Records provided -
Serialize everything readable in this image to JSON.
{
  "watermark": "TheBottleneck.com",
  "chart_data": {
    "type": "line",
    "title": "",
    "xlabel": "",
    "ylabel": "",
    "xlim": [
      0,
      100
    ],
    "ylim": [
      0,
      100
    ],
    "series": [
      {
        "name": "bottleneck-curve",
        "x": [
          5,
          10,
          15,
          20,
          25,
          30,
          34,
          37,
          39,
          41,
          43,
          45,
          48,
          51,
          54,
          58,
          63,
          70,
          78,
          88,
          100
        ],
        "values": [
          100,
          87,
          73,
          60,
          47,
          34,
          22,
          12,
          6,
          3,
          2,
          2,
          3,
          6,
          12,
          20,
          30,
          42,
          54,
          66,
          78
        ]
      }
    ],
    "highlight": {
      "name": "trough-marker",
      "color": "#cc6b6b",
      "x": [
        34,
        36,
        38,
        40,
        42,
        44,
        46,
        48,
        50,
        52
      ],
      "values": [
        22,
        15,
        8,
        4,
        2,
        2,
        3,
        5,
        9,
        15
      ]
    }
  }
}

Exercise task - Reproduce the listing in full. Keep it exactly as written.

Final result -
Serialize everything readable in this image to JSON.
{
  "watermark": "TheBottleneck.com",
  "chart_data": {
    "type": "line",
    "title": "",
    "xlabel": "",
    "ylabel": "",
    "xlim": [
      0,
      100
    ],
    "ylim": [
      0,
      100
    ],
    "series": [
      {
        "name": "bottleneck-curve",
        "x": [
          5,
          10,
          15,
          20,
          25,
          30,
          34,
          37,
          39,
          41,
          43,
          45,
          48,
          51,
          54,
          58,
          63,
          70,
          78,
          88,
          100
        ],
        "values": [
          100,
          87,
          73,
          60,
          47,
          34,
          22,
          12,
          6,
          3,
          2,
          2,
          3,
          6,
          12,
          20,
          30,
          42,
          54,
          66,
          78
        ]
      }
    ],
    "highlight": {
      "name": "trough-marker",
      "color": "#cc6b6b",
      "x": [
        34,
        36,
        38,
        40,
        42,
        44,
        46,
        48,
        50,
        52
      ],
      "values": [
        22,
        15,
        8,
        4,
        2,
        2,
        3,
        5,
        9,
        15
      ]
    }
  }
}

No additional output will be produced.